-- START --

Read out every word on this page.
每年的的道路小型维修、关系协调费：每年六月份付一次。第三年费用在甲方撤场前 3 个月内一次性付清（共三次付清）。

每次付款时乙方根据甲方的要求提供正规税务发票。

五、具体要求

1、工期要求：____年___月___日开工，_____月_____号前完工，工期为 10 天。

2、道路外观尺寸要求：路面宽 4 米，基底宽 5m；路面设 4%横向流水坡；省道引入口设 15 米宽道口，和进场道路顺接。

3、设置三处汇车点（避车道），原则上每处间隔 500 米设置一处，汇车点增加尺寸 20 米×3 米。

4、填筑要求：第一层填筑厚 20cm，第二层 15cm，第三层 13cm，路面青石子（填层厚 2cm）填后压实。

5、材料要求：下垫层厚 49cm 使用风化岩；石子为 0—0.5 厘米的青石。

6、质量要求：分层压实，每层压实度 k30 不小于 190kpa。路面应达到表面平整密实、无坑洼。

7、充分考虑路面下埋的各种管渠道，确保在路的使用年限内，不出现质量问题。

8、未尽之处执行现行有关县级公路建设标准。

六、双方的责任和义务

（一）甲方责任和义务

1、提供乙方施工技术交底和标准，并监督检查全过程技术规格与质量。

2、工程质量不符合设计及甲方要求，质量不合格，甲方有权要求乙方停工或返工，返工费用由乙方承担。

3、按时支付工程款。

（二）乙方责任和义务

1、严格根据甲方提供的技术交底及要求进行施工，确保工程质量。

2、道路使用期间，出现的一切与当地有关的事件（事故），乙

-- END --

■ **Work to complete**
Exactly reproduce every line of the data above.

■ **Response to the exercise**
Read out every word on this page.
每年的的道路小型维修、关系协调费：每年六月份付一次。第三年费用在甲方撤场前 3 个月内一次性付清（共三次付清）。

每次付款时乙方根据甲方的要求提供正规税务发票。

五、具体要求

1、工期要求：____年___月___日开工，_____月_____号前完工，工期为 10 天。

2、道路外观尺寸要求：路面宽 4 米，基底宽 5m；路面设 4%横向流水坡；省道引入口设 15 米宽道口，和进场道路顺接。

3、设置三处汇车点（避车道），原则上每处间隔 500 米设置一处，汇车点增加尺寸 20 米×3 米。

4、填筑要求：第一层填筑厚 20cm，第二层 15cm，第三层 13cm，路面青石子（填层厚 2cm）填后压实。

5、材料要求：下垫层厚 49cm 使用风化岩；石子为 0—0.5 厘米的青石。

6、质量要求：分层压实，每层压实度 k30 不小于 190kpa。路面应达到表面平整密实、无坑洼。

7、充分考虑路面下埋的各种管渠道，确保在路的使用年限内，不出现质量问题。

8、未尽之处执行现行有关县级公路建设标准。

六、双方的责任和义务

（一）甲方责任和义务

1、提供乙方施工技术交底和标准，并监督检查全过程技术规格与质量。

2、工程质量不符合设计及甲方要求，质量不合格，甲方有权要求乙方停工或返工，返工费用由乙方承担。

3、按时支付工程款。

（二）乙方责任和义务

1、严格根据甲方提供的技术交底及要求进行施工，确保工程质量。

2、道路使用期间，出现的一切与当地有关的事件（事故），乙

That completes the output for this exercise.